# Entries:
Start

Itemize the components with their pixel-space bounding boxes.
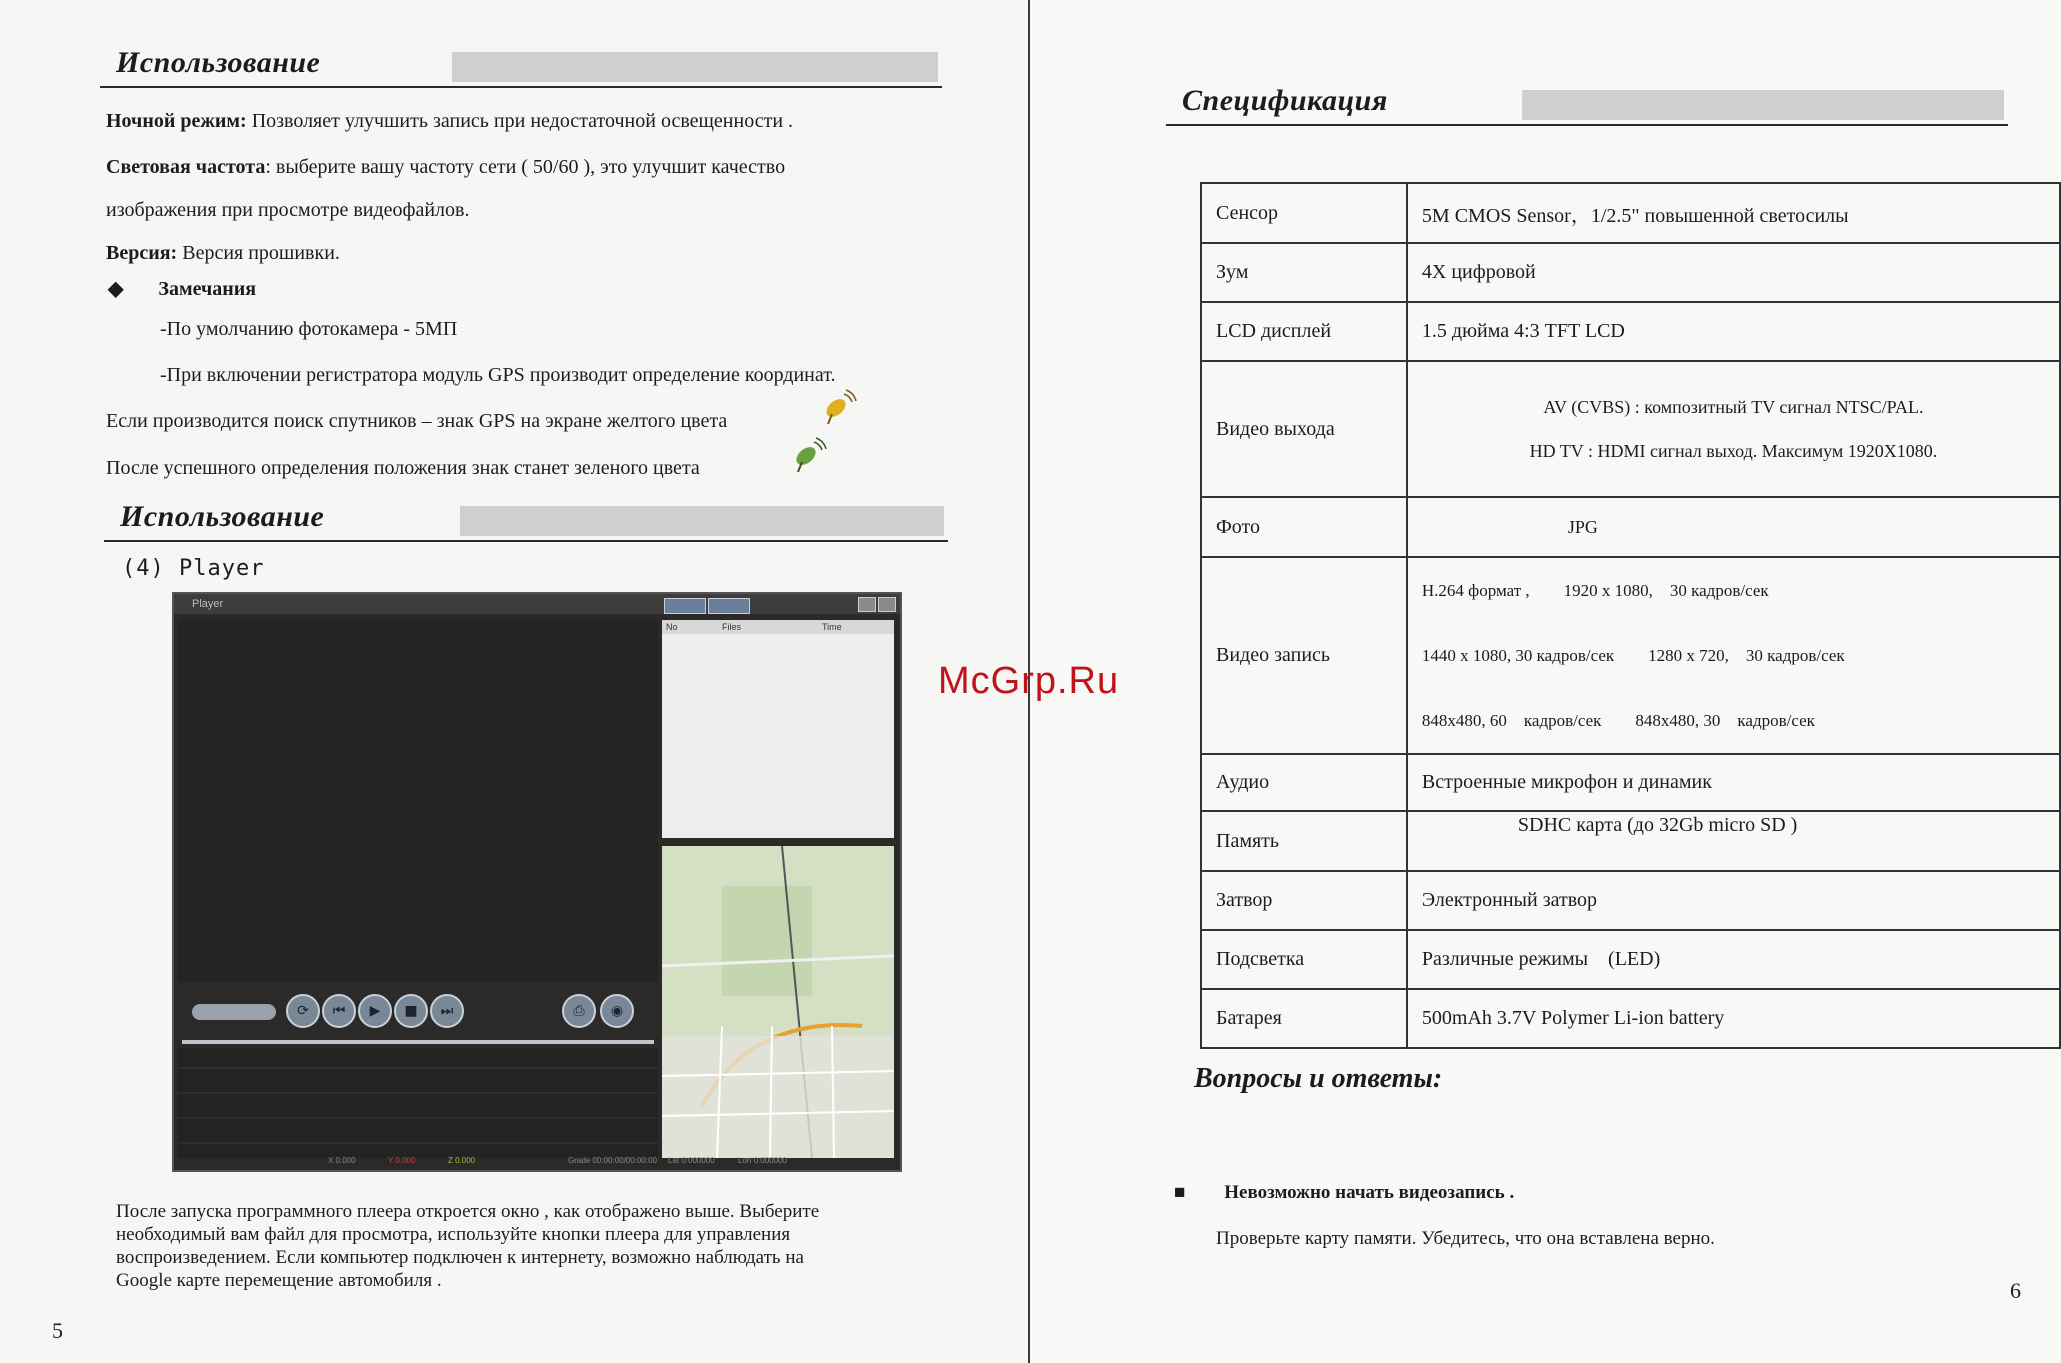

End
Start

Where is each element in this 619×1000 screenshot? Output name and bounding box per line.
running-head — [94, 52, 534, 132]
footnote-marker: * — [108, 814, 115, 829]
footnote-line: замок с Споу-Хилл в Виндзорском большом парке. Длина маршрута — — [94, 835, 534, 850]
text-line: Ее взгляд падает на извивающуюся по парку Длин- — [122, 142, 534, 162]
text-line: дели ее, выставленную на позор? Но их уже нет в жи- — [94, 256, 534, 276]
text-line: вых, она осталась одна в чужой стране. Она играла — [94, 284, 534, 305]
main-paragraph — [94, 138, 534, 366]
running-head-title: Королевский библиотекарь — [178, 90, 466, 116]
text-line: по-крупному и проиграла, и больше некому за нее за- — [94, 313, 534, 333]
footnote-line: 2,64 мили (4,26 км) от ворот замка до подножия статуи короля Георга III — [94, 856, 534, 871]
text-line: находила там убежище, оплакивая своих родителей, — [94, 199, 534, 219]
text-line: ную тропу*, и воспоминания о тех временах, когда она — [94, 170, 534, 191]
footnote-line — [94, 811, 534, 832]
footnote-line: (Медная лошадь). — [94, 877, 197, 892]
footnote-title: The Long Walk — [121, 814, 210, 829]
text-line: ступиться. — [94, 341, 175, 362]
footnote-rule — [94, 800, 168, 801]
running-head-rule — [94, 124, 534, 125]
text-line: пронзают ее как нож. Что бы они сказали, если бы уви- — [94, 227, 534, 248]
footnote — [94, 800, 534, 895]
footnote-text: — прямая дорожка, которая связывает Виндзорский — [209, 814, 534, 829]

End

Please copy out the rows word for word, starting at the row containing "Where is each" and ending at the row containing "text-line: по-крупному и".

# Solution:
Where is each element in this 619×1000 screenshot? Output name and bounding box per line.
running-head — [94, 52, 534, 132]
footnote-marker: * — [108, 814, 115, 829]
footnote-line: замок с Споу-Хилл в Виндзорском большом парке. Длина маршрута — — [94, 835, 534, 850]
text-line: Ее взгляд падает на извивающуюся по парку Длин- — [122, 142, 534, 162]
text-line: дели ее, выставленную на позор? Но их уже нет в жи- — [94, 256, 534, 276]
text-line: вых, она осталась одна в чужой стране. Она играла — [94, 284, 534, 305]
main-paragraph — [94, 138, 534, 366]
running-head-title: Королевский библиотекарь — [178, 90, 466, 116]
text-line: по-крупному и проиграла, и больше некому за нее за- — [94, 313, 534, 333]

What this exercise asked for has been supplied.